**AIM**
Collect all lines from the listing that include the string "законодательством".

**DATA LISTING**
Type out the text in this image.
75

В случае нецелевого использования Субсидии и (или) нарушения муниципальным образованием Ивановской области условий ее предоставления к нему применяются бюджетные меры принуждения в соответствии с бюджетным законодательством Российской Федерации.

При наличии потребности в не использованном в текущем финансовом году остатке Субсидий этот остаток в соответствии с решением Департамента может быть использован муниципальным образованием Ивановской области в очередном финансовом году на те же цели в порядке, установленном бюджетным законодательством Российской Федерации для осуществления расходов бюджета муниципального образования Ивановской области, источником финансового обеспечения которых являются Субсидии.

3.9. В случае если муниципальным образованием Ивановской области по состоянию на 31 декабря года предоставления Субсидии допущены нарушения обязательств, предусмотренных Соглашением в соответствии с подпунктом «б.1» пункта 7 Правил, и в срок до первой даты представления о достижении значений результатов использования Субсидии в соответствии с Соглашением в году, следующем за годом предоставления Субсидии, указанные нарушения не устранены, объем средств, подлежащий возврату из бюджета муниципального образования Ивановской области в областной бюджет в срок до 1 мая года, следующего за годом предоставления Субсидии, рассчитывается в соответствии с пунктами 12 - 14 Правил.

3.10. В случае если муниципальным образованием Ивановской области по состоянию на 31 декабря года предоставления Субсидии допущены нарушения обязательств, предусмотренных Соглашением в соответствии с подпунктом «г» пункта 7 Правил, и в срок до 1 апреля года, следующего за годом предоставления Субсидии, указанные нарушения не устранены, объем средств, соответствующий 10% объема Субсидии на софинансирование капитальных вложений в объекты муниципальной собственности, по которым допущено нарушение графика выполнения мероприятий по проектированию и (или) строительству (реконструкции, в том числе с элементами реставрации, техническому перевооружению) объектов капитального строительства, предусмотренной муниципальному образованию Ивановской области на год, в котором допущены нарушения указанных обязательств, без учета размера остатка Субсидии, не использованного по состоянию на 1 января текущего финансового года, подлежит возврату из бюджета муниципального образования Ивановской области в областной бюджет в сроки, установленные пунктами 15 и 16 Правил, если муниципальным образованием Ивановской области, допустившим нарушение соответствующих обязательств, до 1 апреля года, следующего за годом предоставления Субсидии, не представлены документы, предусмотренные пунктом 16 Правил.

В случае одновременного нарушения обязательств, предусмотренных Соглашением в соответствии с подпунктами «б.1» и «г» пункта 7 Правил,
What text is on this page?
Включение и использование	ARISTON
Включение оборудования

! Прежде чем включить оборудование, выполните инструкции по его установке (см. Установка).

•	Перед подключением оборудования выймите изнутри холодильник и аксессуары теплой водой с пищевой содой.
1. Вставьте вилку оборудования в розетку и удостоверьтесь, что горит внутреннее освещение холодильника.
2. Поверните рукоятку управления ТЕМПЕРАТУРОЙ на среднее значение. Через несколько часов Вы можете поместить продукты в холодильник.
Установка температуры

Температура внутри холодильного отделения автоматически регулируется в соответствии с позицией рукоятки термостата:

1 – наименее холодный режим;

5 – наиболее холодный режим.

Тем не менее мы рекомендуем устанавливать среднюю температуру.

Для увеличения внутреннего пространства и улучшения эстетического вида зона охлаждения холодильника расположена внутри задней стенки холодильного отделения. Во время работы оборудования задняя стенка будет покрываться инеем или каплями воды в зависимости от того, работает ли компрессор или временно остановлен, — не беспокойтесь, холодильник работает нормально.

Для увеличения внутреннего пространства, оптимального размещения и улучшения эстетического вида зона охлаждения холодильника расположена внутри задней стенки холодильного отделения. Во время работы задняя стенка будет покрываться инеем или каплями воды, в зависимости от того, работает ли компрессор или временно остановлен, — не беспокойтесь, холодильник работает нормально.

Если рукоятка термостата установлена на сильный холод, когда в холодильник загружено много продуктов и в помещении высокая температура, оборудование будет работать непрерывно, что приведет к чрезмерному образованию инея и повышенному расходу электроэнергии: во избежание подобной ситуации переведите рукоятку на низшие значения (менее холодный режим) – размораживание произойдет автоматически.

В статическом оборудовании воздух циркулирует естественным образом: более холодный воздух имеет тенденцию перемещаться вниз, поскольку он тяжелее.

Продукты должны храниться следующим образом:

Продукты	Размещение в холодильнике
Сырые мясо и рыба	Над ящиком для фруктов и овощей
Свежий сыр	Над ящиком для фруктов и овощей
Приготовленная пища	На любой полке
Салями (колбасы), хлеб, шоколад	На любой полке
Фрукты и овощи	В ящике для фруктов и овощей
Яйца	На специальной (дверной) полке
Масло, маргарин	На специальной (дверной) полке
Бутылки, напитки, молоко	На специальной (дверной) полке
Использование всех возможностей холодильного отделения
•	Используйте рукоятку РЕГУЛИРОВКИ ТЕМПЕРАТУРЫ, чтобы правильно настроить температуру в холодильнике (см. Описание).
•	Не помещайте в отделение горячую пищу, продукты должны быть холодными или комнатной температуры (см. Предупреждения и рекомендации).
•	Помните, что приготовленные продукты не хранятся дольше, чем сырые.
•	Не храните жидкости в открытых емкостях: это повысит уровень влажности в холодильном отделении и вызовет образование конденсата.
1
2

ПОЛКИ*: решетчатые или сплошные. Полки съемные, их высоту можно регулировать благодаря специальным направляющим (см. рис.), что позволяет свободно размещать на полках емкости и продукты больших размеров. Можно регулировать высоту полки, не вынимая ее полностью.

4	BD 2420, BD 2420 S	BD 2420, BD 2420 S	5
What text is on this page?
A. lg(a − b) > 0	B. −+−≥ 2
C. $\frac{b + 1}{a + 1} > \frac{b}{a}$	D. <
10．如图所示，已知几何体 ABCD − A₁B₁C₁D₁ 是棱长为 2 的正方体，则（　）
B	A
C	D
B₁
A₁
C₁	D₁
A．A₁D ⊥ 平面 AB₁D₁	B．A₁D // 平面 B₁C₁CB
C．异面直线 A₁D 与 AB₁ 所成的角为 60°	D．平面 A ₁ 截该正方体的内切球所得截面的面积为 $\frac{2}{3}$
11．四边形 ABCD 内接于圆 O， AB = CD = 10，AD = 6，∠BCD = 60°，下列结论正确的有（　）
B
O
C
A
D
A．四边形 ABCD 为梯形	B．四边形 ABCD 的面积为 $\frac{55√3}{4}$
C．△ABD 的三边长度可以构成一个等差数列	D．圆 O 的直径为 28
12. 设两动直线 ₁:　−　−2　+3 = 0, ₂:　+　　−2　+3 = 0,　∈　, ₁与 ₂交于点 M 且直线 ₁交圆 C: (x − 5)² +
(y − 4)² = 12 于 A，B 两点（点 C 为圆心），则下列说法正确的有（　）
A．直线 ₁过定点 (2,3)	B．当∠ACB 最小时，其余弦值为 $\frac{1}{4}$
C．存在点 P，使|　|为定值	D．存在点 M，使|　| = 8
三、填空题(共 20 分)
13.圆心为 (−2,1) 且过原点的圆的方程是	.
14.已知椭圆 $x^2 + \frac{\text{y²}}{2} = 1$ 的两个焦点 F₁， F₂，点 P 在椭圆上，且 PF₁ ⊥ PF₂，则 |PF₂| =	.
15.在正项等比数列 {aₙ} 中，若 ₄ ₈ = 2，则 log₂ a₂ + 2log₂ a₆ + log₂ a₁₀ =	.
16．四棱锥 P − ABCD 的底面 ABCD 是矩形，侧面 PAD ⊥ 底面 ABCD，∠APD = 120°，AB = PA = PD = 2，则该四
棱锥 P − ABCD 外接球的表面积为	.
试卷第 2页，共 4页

**TASK ANSWER**
В случае нецелевого использования Субсидии и (или) нарушения муниципальным образованием Ивановской области условий ее предоставления к нему применяются бюджетные меры принуждения в соответствии с бюджетным законодательством Российской Федерации.
При наличии потребности в не использованном в текущем финансовом году остатке Субсидий этот остаток в соответствии с решением Департамента может быть использован муниципальным образованием Ивановской области в очередном финансовом году на те же цели в порядке, установленном бюджетным законодательством Российской Федерации для осуществления расходов бюджета муниципального образования Ивановской области, источником финансового обеспечения которых являются Субсидии.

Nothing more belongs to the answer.